Skip the images. Copy the records exactly as written.
+++ MATERIAL FOR THIS EXERCISE
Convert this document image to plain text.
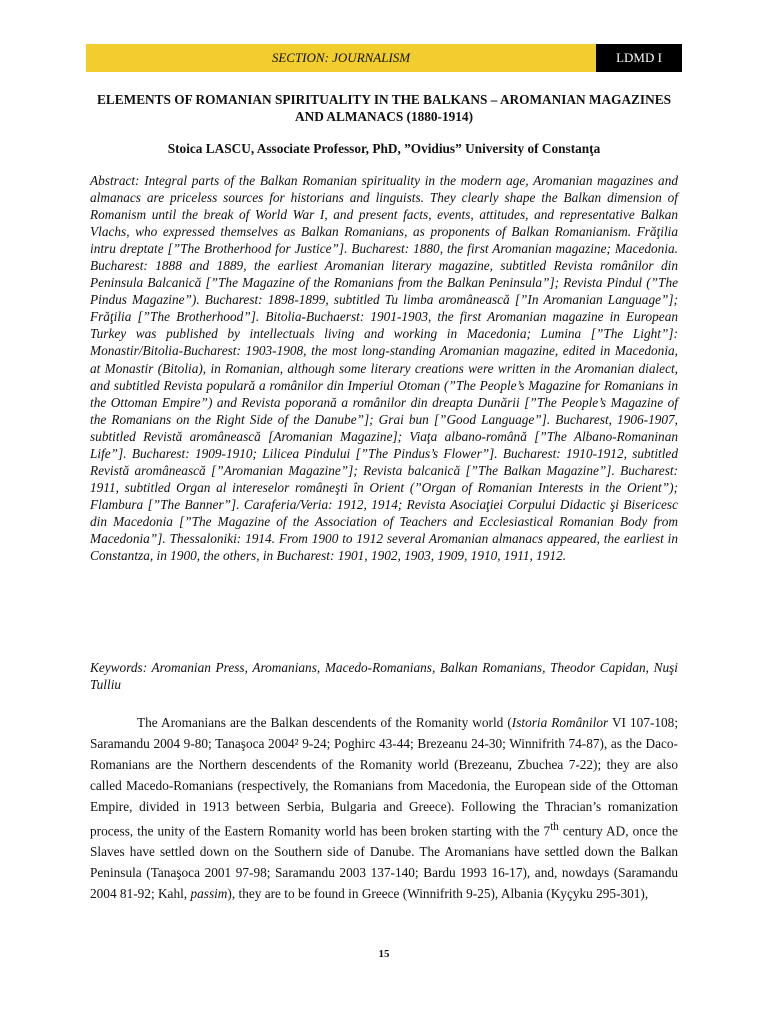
SECTION: JOURNALISM	LDMD I
ELEMENTS OF ROMANIAN SPIRITUALITY IN THE BALKANS – AROMANIAN MAGAZINES AND ALMANACS (1880-1914)
Stoica LASCU, Associate Professor, PhD, ”Ovidius” University of Constanţa

Abstract: Integral parts of the Balkan Romanian spirituality in the modern age, Aromanian magazines and almanacs are priceless sources for historians and linguists. They clearly shape the Balkan dimension of Romanism until the break of World War I, and present facts, events, attitudes, and representative Balkan Vlachs, who expressed themselves as Balkan Romanians, as proponents of Balkan Romanianism. Frăţilia intru dreptate [”The Brotherhood for Justice”]. Bucharest: 1880, the first Aromanian magazine; Macedonia. Bucharest: 1888 and 1889, the earliest Aromanian literary magazine, subtitled Revista românilor din Peninsula Balcanică [”The Magazine of the Romanians from the Balkan Peninsula”]; Revista Pindul (”The Pindus Magazine”). Bucharest: 1898-1899, subtitled Tu limba aromânească [”In Aromanian Language”]; Frăţilia [”The Brotherhood”]. Bitolia-Buchaerst: 1901-1903, the first Aromanian magazine in European Turkey was published by intellectuals living and working in Macedonia; Lumina [”The Light”]: Monastir/Bitolia-Bucharest: 1903-1908, the most long-standing Aromanian magazine, edited in Macedonia, at Monastir (Bitolia), in Romanian, although some literary creations were written in the Aromanian dialect, and subtitled Revista populară a românilor din Imperiul Otoman (”The People’s Magazine for Romanians in the Ottoman Empire”) and Revista poporană a românilor din dreapta Dunării [”The People’s Magazine of the Romanians on the Right Side of the Danube”]; Grai bun [”Good Language”]. Bucharest, 1906-1907, subtitled Revistă aromânească [Aromanian Magazine]; Viaţa albano-română [”The Albano-Romaninan Life”]. Bucharest: 1909-1910; Lilicea Pindului [”The Pindus’s Flower”]. Bucharest: 1910-1912, subtitled Revistă aromânească [”Aromanian Magazine”]; Revista balcanică [”The Balkan Magazine”]. Bucharest: 1911, subtitled Organ al intereselor româneşti în Orient (”Organ of Romanian Interests in the Orient”); Flambura [”The Banner”]. Caraferia/Veria: 1912, 1914; Revista Asociaţiei Corpului Didactic şi Bisericesc din Macedonia [”The Magazine of the Association of Teachers and Ecclesiastical Romanian Body from Macedonia”]. Thessaloniki: 1914. From 1900 to 1912 several Aromanian almanacs appeared, the earliest in Constantza, in 1900, the others, in Bucharest: 1901, 1902, 1903, 1909, 1910, 1911, 1912.

Keywords: Aromanian Press, Aromanians, Macedo-Romanians, Balkan Romanians, Theodor Capidan, Nuşi Tulliu

The Aromanians are the Balkan descendents of the Romanity world (Istoria Românilor VI 107-108; Saramandu 2004 9-80; Tanaşoca 2004² 9-24; Poghirc 43-44; Brezeanu 24-30; Winnifrith 74-87), as the Daco-Romanians are the Northern descendents of the Romanity world (Brezeanu, Zbuchea 7-22); they are also called Macedo-Romanians (respectively, the Romanians from Macedonia, the European side of the Ottoman Empire, divided in 1913 between Serbia, Bulgaria and Greece). Following the Thracian’s romanization process, the unity of the Eastern Romanity world has been broken starting with the 7th century AD, once the Slaves have settled down on the Southern side of Danube. The Aromanians have settled down the Balkan Peninsula (Tanaşoca 2001 97-98; Saramandu 2003 137-140; Bardu 1993 16-17), and, nowdays (Saramandu 2004 81-92; Kahl, passim), they are to be found in Greece (Winnifrith 9-25), Albania (Kyçyku 295-301),

15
++++++
_EXERCISE RESPONSE_:
Convert this document image to plain text.
SECTION: JOURNALISM	LDMD I
ELEMENTS OF ROMANIAN SPIRITUALITY IN THE BALKANS – AROMANIAN MAGAZINES AND ALMANACS (1880-1914)
Stoica LASCU, Associate Professor, PhD, ”Ovidius” University of Constanţa

Abstract: Integral parts of the Balkan Romanian spirituality in the modern age, Aromanian magazines and almanacs are priceless sources for historians and linguists. They clearly shape the Balkan dimension of Romanism until the break of World War I, and present facts, events, attitudes, and representative Balkan Vlachs, who expressed themselves as Balkan Romanians, as proponents of Balkan Romanianism. Frăţilia intru dreptate [”The Brotherhood for Justice”]. Bucharest: 1880, the first Aromanian magazine; Macedonia. Bucharest: 1888 and 1889, the earliest Aromanian literary magazine, subtitled Revista românilor din Peninsula Balcanică [”The Magazine of the Romanians from the Balkan Peninsula”]; Revista Pindul (”The Pindus Magazine”). Bucharest: 1898-1899, subtitled Tu limba aromânească [”In Aromanian Language”]; Frăţilia [”The Brotherhood”]. Bitolia-Buchaerst: 1901-1903, the first Aromanian magazine in European Turkey was published by intellectuals living and working in Macedonia; Lumina [”The Light”]: Monastir/Bitolia-Bucharest: 1903-1908, the most long-standing Aromanian magazine, edited in Macedonia, at Monastir (Bitolia), in Romanian, although some literary creations were written in the Aromanian dialect, and subtitled Revista populară a românilor din Imperiul Otoman (”The People’s Magazine for Romanians in the Ottoman Empire”) and Revista poporană a românilor din dreapta Dunării [”The People’s Magazine of the Romanians on the Right Side of the Danube”]; Grai bun [”Good Language”]. Bucharest, 1906-1907, subtitled Revistă aromânească [Aromanian Magazine]; Viaţa albano-română [”The Albano-Romaninan Life”]. Bucharest: 1909-1910; Lilicea Pindului [”The Pindus’s Flower”]. Bucharest: 1910-1912, subtitled Revistă aromânească [”Aromanian Magazine”]; Revista balcanică [”The Balkan Magazine”]. Bucharest: 1911, subtitled Organ al intereselor româneşti în Orient (”Organ of Romanian Interests in the Orient”); Flambura [”The Banner”]. Caraferia/Veria: 1912, 1914; Revista Asociaţiei Corpului Didactic şi Bisericesc din Macedonia [”The Magazine of the Association of Teachers and Ecclesiastical Romanian Body from Macedonia”]. Thessaloniki: 1914. From 1900 to 1912 several Aromanian almanacs appeared, the earliest in Constantza, in 1900, the others, in Bucharest: 1901, 1902, 1903, 1909, 1910, 1911, 1912.

Keywords: Aromanian Press, Aromanians, Macedo-Romanians, Balkan Romanians, Theodor Capidan, Nuşi Tulliu

The Aromanians are the Balkan descendents of the Romanity world (Istoria Românilor VI 107-108; Saramandu 2004 9-80; Tanaşoca 2004² 9-24; Poghirc 43-44; Brezeanu 24-30; Winnifrith 74-87), as the Daco-Romanians are the Northern descendents of the Romanity world (Brezeanu, Zbuchea 7-22); they are also called Macedo-Romanians (respectively, the Romanians from Macedonia, the European side of the Ottoman Empire, divided in 1913 between Serbia, Bulgaria and Greece). Following the Thracian’s romanization process, the unity of the Eastern Romanity world has been broken starting with the 7th century AD, once the Slaves have settled down on the Southern side of Danube. The Aromanians have settled down the Balkan Peninsula (Tanaşoca 2001 97-98; Saramandu 2003 137-140; Bardu 1993 16-17), and, nowdays (Saramandu 2004 81-92; Kahl, passim), they are to be found in Greece (Winnifrith 9-25), Albania (Kyçyku 295-301),

15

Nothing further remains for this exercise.